Given instruction: Wherever the word "Lasker" shows up in a line, please copy that line.

— Begin Records supplied —

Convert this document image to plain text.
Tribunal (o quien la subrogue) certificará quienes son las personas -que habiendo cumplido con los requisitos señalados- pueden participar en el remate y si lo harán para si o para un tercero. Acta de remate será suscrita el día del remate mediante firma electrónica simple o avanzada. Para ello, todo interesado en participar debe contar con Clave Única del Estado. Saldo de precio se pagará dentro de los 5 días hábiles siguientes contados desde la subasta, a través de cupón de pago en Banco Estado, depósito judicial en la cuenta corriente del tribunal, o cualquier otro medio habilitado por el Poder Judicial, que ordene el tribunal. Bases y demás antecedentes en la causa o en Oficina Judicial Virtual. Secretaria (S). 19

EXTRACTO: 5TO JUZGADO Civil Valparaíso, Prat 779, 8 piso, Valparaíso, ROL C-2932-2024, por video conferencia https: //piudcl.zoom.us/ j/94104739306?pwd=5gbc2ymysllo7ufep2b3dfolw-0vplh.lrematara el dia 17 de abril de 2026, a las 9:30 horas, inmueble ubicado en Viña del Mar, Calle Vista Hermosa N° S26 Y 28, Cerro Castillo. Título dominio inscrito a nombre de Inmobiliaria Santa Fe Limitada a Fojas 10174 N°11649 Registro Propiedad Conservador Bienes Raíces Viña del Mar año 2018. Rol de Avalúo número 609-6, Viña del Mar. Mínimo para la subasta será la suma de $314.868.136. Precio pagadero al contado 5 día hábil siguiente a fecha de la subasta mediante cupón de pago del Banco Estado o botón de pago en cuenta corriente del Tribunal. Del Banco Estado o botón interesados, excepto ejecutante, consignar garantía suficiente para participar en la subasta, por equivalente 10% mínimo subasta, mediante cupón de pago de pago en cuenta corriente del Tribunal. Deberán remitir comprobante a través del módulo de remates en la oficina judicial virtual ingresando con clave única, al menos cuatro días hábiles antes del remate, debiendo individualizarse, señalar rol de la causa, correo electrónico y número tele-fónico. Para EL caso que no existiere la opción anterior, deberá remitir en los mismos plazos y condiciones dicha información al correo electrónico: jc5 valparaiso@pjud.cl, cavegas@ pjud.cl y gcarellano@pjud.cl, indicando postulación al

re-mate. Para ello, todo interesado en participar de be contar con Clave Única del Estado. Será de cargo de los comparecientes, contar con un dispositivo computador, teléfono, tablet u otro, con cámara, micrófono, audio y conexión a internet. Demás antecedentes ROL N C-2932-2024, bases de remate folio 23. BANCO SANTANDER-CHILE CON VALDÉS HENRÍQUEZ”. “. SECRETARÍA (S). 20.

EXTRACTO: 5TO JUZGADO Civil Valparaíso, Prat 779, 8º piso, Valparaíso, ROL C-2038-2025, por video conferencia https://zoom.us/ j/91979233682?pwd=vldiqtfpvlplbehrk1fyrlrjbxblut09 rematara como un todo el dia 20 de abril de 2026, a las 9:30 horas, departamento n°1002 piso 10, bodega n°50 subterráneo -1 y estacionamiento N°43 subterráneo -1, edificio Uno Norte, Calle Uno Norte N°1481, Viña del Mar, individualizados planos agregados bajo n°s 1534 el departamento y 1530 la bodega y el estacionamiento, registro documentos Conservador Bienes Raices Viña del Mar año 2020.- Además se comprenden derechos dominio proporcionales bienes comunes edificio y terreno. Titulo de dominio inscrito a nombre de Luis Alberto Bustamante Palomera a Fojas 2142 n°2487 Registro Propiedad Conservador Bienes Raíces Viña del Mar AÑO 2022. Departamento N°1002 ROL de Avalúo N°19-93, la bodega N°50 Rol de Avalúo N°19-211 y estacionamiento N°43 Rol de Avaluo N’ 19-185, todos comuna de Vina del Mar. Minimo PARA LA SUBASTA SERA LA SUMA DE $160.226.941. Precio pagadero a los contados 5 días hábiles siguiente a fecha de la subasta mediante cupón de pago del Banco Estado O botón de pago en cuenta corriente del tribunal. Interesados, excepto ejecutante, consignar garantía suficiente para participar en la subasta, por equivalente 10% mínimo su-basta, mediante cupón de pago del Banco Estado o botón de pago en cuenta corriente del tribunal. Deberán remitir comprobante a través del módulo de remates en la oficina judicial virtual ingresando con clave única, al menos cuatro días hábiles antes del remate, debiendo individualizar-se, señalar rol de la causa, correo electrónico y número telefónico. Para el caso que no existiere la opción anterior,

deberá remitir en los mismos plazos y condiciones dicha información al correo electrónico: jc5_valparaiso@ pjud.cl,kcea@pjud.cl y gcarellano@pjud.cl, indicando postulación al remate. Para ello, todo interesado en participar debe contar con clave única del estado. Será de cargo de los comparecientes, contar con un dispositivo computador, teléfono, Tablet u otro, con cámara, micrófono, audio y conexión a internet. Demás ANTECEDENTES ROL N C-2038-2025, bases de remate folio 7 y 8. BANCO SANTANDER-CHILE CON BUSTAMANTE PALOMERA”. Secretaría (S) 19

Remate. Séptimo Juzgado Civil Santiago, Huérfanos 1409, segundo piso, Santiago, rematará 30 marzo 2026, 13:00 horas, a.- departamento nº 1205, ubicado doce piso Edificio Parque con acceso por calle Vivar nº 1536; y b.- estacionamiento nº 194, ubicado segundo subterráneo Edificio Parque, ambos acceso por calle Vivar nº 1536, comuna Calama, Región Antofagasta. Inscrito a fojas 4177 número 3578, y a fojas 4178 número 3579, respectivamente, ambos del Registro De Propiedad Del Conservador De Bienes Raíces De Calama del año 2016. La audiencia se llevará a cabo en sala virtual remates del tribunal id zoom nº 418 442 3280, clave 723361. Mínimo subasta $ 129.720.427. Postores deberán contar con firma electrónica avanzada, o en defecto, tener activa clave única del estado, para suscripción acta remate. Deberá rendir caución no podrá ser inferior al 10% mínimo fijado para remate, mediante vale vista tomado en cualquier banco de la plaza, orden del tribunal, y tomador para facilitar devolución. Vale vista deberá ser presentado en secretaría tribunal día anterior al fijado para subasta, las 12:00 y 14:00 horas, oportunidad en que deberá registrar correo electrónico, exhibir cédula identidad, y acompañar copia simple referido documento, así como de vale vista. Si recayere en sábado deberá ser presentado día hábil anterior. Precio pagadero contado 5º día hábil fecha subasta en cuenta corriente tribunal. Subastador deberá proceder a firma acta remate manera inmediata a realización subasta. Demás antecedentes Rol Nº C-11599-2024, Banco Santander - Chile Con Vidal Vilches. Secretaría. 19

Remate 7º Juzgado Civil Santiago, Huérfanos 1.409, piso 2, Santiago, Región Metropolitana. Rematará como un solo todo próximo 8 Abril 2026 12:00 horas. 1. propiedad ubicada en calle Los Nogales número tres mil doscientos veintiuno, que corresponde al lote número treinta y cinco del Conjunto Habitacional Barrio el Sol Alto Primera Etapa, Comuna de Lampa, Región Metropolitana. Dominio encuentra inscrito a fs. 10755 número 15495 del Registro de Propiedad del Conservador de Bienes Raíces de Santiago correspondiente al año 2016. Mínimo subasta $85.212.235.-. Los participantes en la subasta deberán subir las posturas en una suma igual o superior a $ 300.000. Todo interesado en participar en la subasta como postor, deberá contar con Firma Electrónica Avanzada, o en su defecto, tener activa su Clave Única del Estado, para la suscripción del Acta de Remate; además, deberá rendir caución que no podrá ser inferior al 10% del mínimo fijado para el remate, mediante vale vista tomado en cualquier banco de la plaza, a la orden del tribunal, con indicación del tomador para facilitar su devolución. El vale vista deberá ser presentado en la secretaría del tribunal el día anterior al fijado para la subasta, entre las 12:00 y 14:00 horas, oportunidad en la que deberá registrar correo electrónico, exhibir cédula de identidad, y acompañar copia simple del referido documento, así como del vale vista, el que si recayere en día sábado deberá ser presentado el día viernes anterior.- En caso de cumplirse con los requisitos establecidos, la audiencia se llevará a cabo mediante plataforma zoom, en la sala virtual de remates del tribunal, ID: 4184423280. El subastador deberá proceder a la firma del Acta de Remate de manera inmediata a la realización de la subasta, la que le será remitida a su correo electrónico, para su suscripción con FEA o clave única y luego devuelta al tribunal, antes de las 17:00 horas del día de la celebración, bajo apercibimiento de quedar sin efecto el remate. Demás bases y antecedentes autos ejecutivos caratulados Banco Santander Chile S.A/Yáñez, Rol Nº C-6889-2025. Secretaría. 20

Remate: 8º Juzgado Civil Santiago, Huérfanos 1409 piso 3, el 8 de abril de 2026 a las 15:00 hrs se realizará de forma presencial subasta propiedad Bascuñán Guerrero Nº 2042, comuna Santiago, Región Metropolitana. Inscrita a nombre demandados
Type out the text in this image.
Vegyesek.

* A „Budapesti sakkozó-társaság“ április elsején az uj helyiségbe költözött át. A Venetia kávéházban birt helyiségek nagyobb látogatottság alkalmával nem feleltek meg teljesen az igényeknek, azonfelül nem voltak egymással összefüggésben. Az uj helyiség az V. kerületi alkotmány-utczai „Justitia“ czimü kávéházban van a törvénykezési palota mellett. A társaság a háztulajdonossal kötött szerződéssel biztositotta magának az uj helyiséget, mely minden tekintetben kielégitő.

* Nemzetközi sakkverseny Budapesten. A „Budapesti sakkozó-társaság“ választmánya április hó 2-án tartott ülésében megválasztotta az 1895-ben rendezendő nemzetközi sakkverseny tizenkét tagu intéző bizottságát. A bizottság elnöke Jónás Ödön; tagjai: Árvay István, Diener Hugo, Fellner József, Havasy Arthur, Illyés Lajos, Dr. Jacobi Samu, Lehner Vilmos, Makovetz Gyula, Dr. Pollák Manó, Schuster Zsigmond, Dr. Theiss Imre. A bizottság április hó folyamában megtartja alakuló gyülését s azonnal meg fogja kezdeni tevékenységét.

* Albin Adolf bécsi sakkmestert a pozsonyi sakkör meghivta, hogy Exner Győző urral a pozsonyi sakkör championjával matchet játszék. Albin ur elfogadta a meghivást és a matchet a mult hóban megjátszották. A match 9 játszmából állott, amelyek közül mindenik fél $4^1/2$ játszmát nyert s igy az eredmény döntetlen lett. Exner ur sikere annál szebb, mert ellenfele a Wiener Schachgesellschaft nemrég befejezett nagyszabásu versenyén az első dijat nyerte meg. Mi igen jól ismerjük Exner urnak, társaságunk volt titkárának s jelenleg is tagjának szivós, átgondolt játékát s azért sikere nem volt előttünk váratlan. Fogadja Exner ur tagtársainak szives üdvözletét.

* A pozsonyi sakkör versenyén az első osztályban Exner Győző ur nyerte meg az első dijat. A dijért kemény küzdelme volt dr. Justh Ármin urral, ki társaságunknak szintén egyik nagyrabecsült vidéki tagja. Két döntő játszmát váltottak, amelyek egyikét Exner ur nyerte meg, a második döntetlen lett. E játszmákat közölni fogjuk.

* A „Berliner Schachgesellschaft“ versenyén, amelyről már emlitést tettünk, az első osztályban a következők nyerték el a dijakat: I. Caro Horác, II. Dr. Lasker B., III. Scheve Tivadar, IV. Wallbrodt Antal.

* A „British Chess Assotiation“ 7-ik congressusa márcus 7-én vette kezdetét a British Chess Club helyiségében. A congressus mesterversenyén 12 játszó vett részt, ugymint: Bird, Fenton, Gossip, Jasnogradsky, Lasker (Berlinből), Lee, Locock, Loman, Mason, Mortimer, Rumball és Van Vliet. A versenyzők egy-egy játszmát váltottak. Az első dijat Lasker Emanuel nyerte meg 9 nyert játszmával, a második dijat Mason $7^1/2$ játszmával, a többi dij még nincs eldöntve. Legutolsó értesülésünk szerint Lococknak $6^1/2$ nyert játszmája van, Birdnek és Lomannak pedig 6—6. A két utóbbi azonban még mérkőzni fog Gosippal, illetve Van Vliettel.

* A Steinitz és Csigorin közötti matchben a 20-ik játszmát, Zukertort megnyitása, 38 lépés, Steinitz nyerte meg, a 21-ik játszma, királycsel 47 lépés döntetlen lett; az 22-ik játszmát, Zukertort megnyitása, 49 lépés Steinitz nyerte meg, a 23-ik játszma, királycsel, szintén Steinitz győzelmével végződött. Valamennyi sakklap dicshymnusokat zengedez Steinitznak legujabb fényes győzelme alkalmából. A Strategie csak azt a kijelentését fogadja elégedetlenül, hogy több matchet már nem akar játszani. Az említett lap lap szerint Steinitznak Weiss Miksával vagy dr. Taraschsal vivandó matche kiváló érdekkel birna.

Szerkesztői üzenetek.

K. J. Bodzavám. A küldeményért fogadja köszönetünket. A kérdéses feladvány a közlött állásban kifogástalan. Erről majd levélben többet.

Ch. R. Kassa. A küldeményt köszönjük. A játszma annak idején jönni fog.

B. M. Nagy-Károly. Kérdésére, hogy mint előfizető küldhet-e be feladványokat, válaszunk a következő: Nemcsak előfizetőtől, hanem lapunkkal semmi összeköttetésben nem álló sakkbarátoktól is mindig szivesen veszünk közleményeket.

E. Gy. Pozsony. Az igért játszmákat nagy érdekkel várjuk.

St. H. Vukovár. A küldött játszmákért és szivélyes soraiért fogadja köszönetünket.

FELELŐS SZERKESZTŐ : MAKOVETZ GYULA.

— End Records supplied —

Exercise solution:
* A „Berliner Schachgesellschaft“ versenyén, amelyről már emlitést tettünk, az első osztályban a következők nyerték el a dijakat: I. Caro Horác, II. Dr. Lasker B., III. Scheve Tivadar, IV. Wallbrodt Antal.
* A „British Chess Assotiation“ 7-ik congressusa márcus 7-én vette kezdetét a British Chess Club helyiségében. A congressus mesterversenyén 12 játszó vett részt, ugymint: Bird, Fenton, Gossip, Jasnogradsky, Lasker (Berlinből), Lee, Locock, Loman, Mason, Mortimer, Rumball és Van Vliet. A versenyzők egy-egy játszmát váltottak. Az első dijat Lasker Emanuel nyerte meg 9 nyert játszmával, a második dijat Mason $7^1/2$ játszmával, a többi dij még nincs eldöntve. Legutolsó értesülésünk szerint Lococknak $6^1/2$ nyert játszmája van, Birdnek és Lomannak pedig 6—6. A két utóbbi azonban még mérkőzni fog Gosippal, illetve Van Vliettel.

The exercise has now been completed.